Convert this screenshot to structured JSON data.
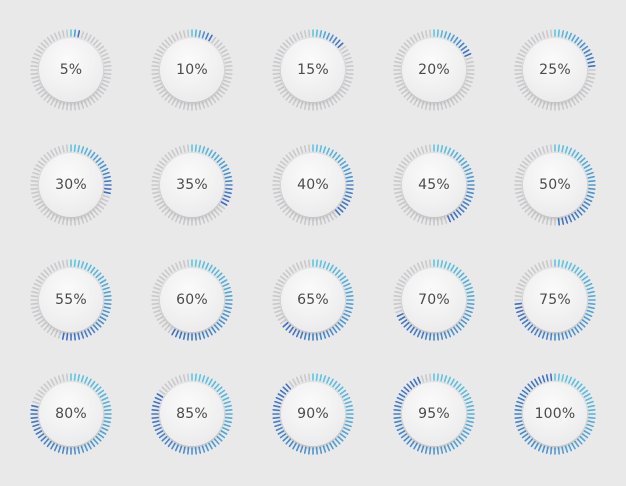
{
  "colors": {
    "background": "#e9e9ea",
    "tick_inactive": "#c9c9cc",
    "tick_active_start": "#5ec8e3",
    "tick_active_end": "#3f6fc4",
    "label": "#4b4b4e"
  },
  "dials": [
    {
      "value": 5,
      "label": "5%"
    },
    {
      "value": 10,
      "label": "10%"
    },
    {
      "value": 15,
      "label": "15%"
    },
    {
      "value": 20,
      "label": "20%"
    },
    {
      "value": 25,
      "label": "25%"
    },
    {
      "value": 30,
      "label": "30%"
    },
    {
      "value": 35,
      "label": "35%"
    },
    {
      "value": 40,
      "label": "40%"
    },
    {
      "value": 45,
      "label": "45%"
    },
    {
      "value": 50,
      "label": "50%"
    },
    {
      "value": 55,
      "label": "55%"
    },
    {
      "value": 60,
      "label": "60%"
    },
    {
      "value": 65,
      "label": "65%"
    },
    {
      "value": 70,
      "label": "70%"
    },
    {
      "value": 75,
      "label": "75%"
    },
    {
      "value": 80,
      "label": "80%"
    },
    {
      "value": 85,
      "label": "85%"
    },
    {
      "value": 90,
      "label": "90%"
    },
    {
      "value": 95,
      "label": "95%"
    },
    {
      "value": 100,
      "label": "100%"
    }
  ]
}
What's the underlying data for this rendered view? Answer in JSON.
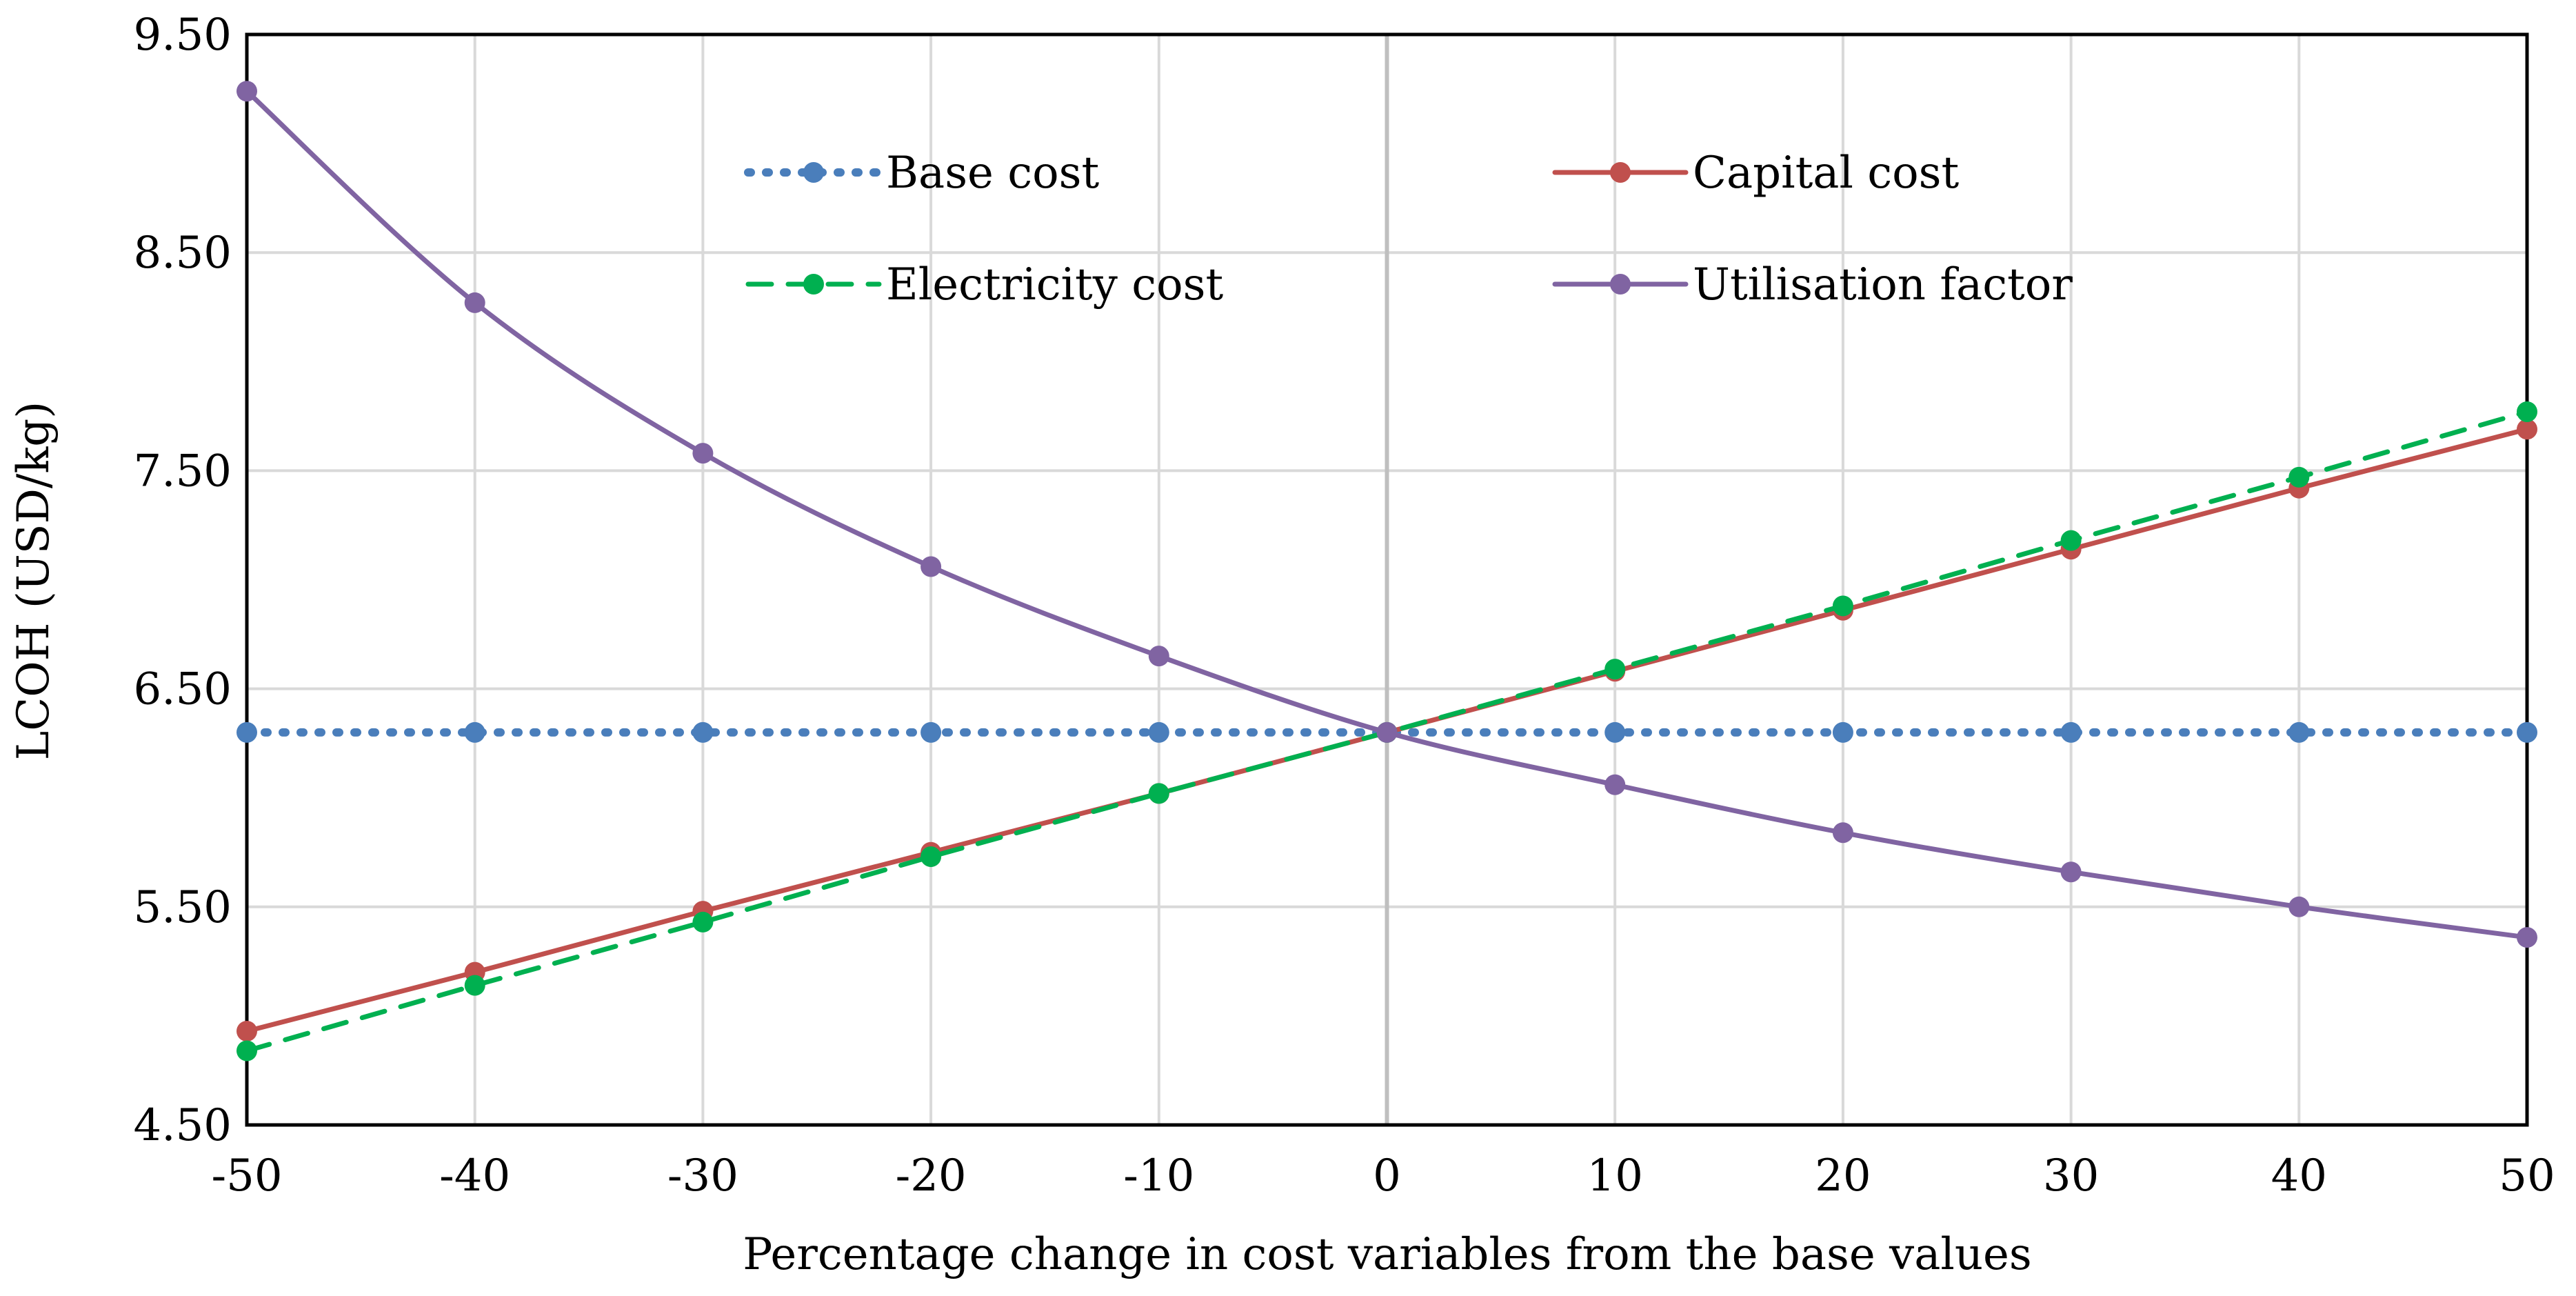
{
  "chart_data": {
    "type": "line",
    "title": "",
    "xlabel": "Percentage change in cost variables from the base values",
    "ylabel": "LCOH (USD/kg)",
    "x": [
      -50,
      -40,
      -30,
      -20,
      -10,
      0,
      10,
      20,
      30,
      40,
      50
    ],
    "xlim": [
      -50,
      50
    ],
    "ylim": [
      4.5,
      9.5
    ],
    "x_tick_labels": [
      "-50",
      "-40",
      "-30",
      "-20",
      "-10",
      "0",
      "10",
      "20",
      "30",
      "40",
      "50"
    ],
    "y_tick_values": [
      4.5,
      5.5,
      6.5,
      7.5,
      8.5,
      9.5
    ],
    "y_tick_labels": [
      "4.50",
      "5.50",
      "6.50",
      "7.50",
      "8.50",
      "9.50"
    ],
    "grid": true,
    "legend_position": "top-center",
    "series": [
      {
        "name": "Base cost",
        "color": "#4a7ebb",
        "line_style": "dotted",
        "values": [
          6.3,
          6.3,
          6.3,
          6.3,
          6.3,
          6.3,
          6.3,
          6.3,
          6.3,
          6.3,
          6.3
        ]
      },
      {
        "name": "Capital cost",
        "color": "#c0504d",
        "line_style": "solid",
        "values": [
          4.93,
          5.2,
          5.48,
          5.75,
          6.02,
          6.3,
          6.58,
          6.86,
          7.14,
          7.42,
          7.69
        ]
      },
      {
        "name": "Electricity cost",
        "color": "#00b050",
        "line_style": "dashed",
        "values": [
          4.84,
          5.14,
          5.43,
          5.73,
          6.02,
          6.3,
          6.59,
          6.88,
          7.18,
          7.47,
          7.77
        ]
      },
      {
        "name": "Utilisation factor",
        "color": "#8064a2",
        "line_style": "solid",
        "smooth": true,
        "values": [
          9.24,
          8.27,
          7.58,
          7.06,
          6.65,
          6.3,
          6.06,
          5.84,
          5.66,
          5.5,
          5.36
        ]
      }
    ]
  }
}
:::
> Exercise:
Write out each entry exactly as given, omitting any picture.

> Reply to the task:
Convert this screenshot to structured JSON data.
{
  "colors": {
    "background": "#e9e9ea",
    "tick_inactive": "#c9c9cc",
    "tick_active_start": "#5ec8e3",
    "tick_active_end": "#3f6fc4",
    "label": "#4b4b4e"
  },
  "dials": [
    {
      "value": 5,
      "label": "5%"
    },
    {
      "value": 10,
      "label": "10%"
    },
    {
      "value": 15,
      "label": "15%"
    },
    {
      "value": 20,
      "label": "20%"
    },
    {
      "value": 25,
      "label": "25%"
    },
    {
      "value": 30,
      "label": "30%"
    },
    {
      "value": 35,
      "label": "35%"
    },
    {
      "value": 40,
      "label": "40%"
    },
    {
      "value": 45,
      "label": "45%"
    },
    {
      "value": 50,
      "label": "50%"
    },
    {
      "value": 55,
      "label": "55%"
    },
    {
      "value": 60,
      "label": "60%"
    },
    {
      "value": 65,
      "label": "65%"
    },
    {
      "value": 70,
      "label": "70%"
    },
    {
      "value": 75,
      "label": "75%"
    },
    {
      "value": 80,
      "label": "80%"
    },
    {
      "value": 85,
      "label": "85%"
    },
    {
      "value": 90,
      "label": "90%"
    },
    {
      "value": 95,
      "label": "95%"
    },
    {
      "value": 100,
      "label": "100%"
    }
  ]
}
What's the underlying data for this rendered view? Answer in JSON.
{
  "chart_data": {
    "type": "line",
    "title": "",
    "xlabel": "Percentage change in cost variables from the base values",
    "ylabel": "LCOH (USD/kg)",
    "x": [
      -50,
      -40,
      -30,
      -20,
      -10,
      0,
      10,
      20,
      30,
      40,
      50
    ],
    "xlim": [
      -50,
      50
    ],
    "ylim": [
      4.5,
      9.5
    ],
    "x_tick_labels": [
      "-50",
      "-40",
      "-30",
      "-20",
      "-10",
      "0",
      "10",
      "20",
      "30",
      "40",
      "50"
    ],
    "y_tick_values": [
      4.5,
      5.5,
      6.5,
      7.5,
      8.5,
      9.5
    ],
    "y_tick_labels": [
      "4.50",
      "5.50",
      "6.50",
      "7.50",
      "8.50",
      "9.50"
    ],
    "grid": true,
    "legend_position": "top-center",
    "series": [
      {
        "name": "Base cost",
        "color": "#4a7ebb",
        "line_style": "dotted",
        "values": [
          6.3,
          6.3,
          6.3,
          6.3,
          6.3,
          6.3,
          6.3,
          6.3,
          6.3,
          6.3,
          6.3
        ]
      },
      {
        "name": "Capital cost",
        "color": "#c0504d",
        "line_style": "solid",
        "values": [
          4.93,
          5.2,
          5.48,
          5.75,
          6.02,
          6.3,
          6.58,
          6.86,
          7.14,
          7.42,
          7.69
        ]
      },
      {
        "name": "Electricity cost",
        "color": "#00b050",
        "line_style": "dashed",
        "values": [
          4.84,
          5.14,
          5.43,
          5.73,
          6.02,
          6.3,
          6.59,
          6.88,
          7.18,
          7.47,
          7.77
        ]
      },
      {
        "name": "Utilisation factor",
        "color": "#8064a2",
        "line_style": "solid",
        "smooth": true,
        "values": [
          9.24,
          8.27,
          7.58,
          7.06,
          6.65,
          6.3,
          6.06,
          5.84,
          5.66,
          5.5,
          5.36
        ]
      }
    ]
  }
}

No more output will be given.